_Task_: Transcribe the material below exactly as it appears.
-------- Material to process --------
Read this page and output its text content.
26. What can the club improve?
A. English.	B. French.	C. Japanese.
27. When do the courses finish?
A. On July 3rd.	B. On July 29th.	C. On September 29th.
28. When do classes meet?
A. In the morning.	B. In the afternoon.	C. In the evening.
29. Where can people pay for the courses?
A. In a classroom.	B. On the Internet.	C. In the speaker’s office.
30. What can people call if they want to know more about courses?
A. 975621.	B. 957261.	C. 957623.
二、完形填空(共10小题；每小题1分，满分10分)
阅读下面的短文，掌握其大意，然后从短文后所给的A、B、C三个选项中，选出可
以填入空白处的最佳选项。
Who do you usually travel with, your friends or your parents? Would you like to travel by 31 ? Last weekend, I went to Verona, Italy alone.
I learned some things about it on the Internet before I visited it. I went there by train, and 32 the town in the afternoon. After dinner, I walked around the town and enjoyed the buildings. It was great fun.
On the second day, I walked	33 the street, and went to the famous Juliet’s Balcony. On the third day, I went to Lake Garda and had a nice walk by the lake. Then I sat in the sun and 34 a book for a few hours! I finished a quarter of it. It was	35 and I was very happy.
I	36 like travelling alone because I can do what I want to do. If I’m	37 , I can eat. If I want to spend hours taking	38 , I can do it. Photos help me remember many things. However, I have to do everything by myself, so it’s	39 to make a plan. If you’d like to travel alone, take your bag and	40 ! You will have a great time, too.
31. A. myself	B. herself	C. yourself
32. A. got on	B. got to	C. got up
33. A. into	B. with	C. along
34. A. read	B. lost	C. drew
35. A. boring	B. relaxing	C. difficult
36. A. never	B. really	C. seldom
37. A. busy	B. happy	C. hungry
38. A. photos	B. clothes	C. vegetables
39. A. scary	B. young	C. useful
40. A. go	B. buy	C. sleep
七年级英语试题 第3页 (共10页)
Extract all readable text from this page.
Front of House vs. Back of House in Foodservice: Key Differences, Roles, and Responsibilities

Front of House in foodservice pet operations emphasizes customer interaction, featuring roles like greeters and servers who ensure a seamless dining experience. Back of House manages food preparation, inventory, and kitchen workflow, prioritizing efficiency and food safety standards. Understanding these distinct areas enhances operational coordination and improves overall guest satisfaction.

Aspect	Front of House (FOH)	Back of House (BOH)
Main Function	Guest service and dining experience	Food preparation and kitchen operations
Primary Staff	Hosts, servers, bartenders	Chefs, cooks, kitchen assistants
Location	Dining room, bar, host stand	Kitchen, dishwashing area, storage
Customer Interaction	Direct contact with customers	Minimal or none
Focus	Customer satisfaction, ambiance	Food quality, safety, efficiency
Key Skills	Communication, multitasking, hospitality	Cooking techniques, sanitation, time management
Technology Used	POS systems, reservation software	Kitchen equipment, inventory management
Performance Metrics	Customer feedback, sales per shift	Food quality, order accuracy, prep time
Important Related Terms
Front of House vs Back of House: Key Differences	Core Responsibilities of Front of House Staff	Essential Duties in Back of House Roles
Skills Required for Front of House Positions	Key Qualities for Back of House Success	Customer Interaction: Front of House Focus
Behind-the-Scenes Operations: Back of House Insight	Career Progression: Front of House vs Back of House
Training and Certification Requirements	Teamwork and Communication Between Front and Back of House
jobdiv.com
--------
_Solution for this problem_:
Read this page and output its text content.
26. What can the club improve?
A. English.	B. French.	C. Japanese.
27. When do the courses finish?
A. On July 3rd.	B. On July 29th.	C. On September 29th.
28. When do classes meet?
A. In the morning.	B. In the afternoon.	C. In the evening.
29. Where can people pay for the courses?
A. In a classroom.	B. On the Internet.	C. In the speaker’s office.
30. What can people call if they want to know more about courses?
A. 975621.	B. 957261.	C. 957623.
二、完形填空(共10小题；每小题1分，满分10分)
阅读下面的短文，掌握其大意，然后从短文后所给的A、B、C三个选项中，选出可
以填入空白处的最佳选项。
Who do you usually travel with, your friends or your parents? Would you like to travel by 31 ? Last weekend, I went to Verona, Italy alone.
I learned some things about it on the Internet before I visited it. I went there by train, and 32 the town in the afternoon. After dinner, I walked around the town and enjoyed the buildings. It was great fun.
On the second day, I walked	33 the street, and went to the famous Juliet’s Balcony. On the third day, I went to Lake Garda and had a nice walk by the lake. Then I sat in the sun and 34 a book for a few hours! I finished a quarter of it. It was	35 and I was very happy.
I	36 like travelling alone because I can do what I want to do. If I’m	37 , I can eat. If I want to spend hours taking	38 , I can do it. Photos help me remember many things. However, I have to do everything by myself, so it’s	39 to make a plan. If you’d like to travel alone, take your bag and	40 ! You will have a great time, too.
31. A. myself	B. herself	C. yourself
32. A. got on	B. got to	C. got up
33. A. into	B. with	C. along
34. A. read	B. lost	C. drew
35. A. boring	B. relaxing	C. difficult
36. A. never	B. really	C. seldom
37. A. busy	B. happy	C. hungry
38. A. photos	B. clothes	C. vegetables
39. A. scary	B. young	C. useful
40. A. go	B. buy	C. sleep
七年级英语试题 第3页 (共10页)
Extract all readable text from this page.
Front of House vs. Back of House in Foodservice: Key Differences, Roles, and Responsibilities

Front of House in foodservice pet operations emphasizes customer interaction, featuring roles like greeters and servers who ensure a seamless dining experience. Back of House manages food preparation, inventory, and kitchen workflow, prioritizing efficiency and food safety standards. Understanding these distinct areas enhances operational coordination and improves overall guest satisfaction.

Aspect	Front of House (FOH)	Back of House (BOH)
Main Function	Guest service and dining experience	Food preparation and kitchen operations
Primary Staff	Hosts, servers, bartenders	Chefs, cooks, kitchen assistants
Location	Dining room, bar, host stand	Kitchen, dishwashing area, storage
Customer Interaction	Direct contact with customers	Minimal or none
Focus	Customer satisfaction, ambiance	Food quality, safety, efficiency
Key Skills	Communication, multitasking, hospitality	Cooking techniques, sanitation, time management
Technology Used	POS systems, reservation software	Kitchen equipment, inventory management
Performance Metrics	Customer feedback, sales per shift	Food quality, order accuracy, prep time
Important Related Terms
Front of House vs Back of House: Key Differences	Core Responsibilities of Front of House Staff	Essential Duties in Back of House Roles
Skills Required for Front of House Positions	Key Qualities for Back of House Success	Customer Interaction: Front of House Focus
Behind-the-Scenes Operations: Back of House Insight	Career Progression: Front of House vs Back of House
Training and Certification Requirements	Teamwork and Communication Between Front and Back of House
jobdiv.com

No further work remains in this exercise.